TASK GOAL. Please lay out the entries from the first line through the line holding "media-button[interactable]: Media [434, 149, 478, 161]", inclusive, as a Markdown table with the columns Row and Line, skipping any blank lines.

ROWS.
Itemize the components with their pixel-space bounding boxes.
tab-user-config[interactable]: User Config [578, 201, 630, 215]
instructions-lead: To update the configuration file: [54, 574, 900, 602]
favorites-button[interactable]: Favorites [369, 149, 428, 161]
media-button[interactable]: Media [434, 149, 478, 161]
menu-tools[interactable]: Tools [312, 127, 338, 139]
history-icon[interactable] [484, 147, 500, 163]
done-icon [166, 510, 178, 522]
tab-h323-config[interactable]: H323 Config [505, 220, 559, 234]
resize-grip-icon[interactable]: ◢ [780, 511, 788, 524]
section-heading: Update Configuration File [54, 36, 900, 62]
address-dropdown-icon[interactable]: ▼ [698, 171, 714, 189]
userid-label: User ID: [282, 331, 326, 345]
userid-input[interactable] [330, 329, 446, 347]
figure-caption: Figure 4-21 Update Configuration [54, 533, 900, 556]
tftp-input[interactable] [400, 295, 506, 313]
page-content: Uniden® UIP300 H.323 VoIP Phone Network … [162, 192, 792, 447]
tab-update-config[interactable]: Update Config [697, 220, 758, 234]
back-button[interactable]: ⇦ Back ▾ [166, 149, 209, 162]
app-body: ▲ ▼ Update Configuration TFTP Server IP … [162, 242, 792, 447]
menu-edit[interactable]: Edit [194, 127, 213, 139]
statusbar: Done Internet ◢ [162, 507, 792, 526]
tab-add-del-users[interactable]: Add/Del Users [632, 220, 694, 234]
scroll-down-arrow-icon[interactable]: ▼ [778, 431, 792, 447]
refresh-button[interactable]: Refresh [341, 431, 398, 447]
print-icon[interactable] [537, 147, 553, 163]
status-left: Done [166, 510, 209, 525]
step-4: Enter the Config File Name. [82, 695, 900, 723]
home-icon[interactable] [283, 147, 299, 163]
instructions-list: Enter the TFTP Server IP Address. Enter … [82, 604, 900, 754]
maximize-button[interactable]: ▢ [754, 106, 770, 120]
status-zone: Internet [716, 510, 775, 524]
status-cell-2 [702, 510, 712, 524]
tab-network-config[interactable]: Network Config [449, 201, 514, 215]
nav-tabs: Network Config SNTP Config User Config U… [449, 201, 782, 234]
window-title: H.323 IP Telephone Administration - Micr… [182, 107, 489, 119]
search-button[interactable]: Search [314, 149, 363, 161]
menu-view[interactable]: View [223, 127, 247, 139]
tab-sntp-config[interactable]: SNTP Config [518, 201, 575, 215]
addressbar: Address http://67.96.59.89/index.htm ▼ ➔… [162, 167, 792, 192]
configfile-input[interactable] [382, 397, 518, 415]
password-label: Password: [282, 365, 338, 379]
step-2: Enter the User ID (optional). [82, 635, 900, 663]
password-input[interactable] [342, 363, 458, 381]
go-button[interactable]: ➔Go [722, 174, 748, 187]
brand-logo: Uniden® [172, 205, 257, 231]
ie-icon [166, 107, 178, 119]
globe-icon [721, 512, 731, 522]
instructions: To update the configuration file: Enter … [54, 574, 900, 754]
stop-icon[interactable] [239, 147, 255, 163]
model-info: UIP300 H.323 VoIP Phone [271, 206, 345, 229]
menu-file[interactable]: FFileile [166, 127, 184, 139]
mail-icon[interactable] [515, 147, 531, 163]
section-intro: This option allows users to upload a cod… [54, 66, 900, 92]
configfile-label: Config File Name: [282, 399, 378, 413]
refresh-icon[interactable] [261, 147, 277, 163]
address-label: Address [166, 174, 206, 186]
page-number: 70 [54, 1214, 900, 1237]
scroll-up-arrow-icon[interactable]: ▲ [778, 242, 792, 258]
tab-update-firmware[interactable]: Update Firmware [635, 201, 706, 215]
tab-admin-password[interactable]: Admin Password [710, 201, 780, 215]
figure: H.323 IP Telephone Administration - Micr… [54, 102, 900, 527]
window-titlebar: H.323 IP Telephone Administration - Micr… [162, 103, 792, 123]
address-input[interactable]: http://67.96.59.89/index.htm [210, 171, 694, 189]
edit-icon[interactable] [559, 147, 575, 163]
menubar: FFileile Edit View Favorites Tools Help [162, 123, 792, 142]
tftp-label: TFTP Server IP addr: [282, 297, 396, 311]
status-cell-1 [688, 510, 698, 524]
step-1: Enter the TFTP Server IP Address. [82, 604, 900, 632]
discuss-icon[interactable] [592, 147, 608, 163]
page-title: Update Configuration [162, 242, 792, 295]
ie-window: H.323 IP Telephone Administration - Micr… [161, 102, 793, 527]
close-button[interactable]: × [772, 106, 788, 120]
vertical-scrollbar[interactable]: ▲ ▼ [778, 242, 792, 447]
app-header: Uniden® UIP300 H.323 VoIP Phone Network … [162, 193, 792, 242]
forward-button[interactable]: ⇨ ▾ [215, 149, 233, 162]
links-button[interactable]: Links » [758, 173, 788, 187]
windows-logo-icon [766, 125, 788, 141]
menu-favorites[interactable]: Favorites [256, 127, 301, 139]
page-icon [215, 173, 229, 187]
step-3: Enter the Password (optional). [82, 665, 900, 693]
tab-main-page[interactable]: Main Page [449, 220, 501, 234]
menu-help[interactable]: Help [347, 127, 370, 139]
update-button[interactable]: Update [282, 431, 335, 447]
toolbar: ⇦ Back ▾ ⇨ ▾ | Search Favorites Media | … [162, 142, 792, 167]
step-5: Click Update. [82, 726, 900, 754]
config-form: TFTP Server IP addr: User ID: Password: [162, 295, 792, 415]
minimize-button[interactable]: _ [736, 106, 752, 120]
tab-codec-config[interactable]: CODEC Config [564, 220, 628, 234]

WRITTEN SOLUTION.
| Row | Line |
|---|---|
| 1 | Itemize the components with their pixel-space bounding boxes. |
| 2 | tab-user-config[interactable]: User Config [578, 201, 630, 215] |
| 3 | instructions-lead: To update the configuration file: [54, 574, 900, 602] |
| 4 | favorites-button[interactable]: Favorites [369, 149, 428, 161] |
| 5 | media-button[interactable]: Media [434, 149, 478, 161] |